### INSTRUCTION
Pick out each line containing the string "screenshot".

--- START OF EXTRACTED DATA ---

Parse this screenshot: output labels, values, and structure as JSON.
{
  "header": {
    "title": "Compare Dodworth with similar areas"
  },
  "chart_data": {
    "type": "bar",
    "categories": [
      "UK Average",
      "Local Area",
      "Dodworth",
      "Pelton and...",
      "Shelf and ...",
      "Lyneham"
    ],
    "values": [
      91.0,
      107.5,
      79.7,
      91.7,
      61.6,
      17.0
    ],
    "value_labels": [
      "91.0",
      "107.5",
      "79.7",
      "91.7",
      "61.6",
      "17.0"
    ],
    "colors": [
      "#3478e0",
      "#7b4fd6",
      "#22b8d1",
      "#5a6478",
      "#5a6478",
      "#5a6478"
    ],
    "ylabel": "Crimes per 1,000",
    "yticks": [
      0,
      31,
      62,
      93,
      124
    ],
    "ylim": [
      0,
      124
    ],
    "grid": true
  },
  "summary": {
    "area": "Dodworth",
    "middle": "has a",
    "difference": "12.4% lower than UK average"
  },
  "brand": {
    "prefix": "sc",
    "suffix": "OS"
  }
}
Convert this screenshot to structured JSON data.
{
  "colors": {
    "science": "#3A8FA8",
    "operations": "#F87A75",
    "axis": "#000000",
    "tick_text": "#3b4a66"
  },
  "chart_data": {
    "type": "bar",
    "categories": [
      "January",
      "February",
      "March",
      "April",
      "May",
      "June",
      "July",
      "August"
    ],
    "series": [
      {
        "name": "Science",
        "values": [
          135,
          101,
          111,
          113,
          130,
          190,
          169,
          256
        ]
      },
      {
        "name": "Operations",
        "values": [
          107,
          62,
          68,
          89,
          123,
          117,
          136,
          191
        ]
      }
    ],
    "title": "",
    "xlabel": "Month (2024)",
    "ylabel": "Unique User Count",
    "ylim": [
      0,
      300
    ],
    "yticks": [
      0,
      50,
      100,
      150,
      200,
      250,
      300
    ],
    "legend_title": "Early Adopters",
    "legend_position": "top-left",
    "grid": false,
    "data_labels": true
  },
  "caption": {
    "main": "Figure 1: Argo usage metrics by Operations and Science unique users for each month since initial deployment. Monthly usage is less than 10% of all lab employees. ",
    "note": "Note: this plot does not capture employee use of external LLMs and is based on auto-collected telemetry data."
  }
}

--- END OF EXTRACTED DATA ---

### OUTPUT OF THE TASK
Parse this screenshot: output labels, values, and structure as JSON.
Convert this screenshot to structured JSON data.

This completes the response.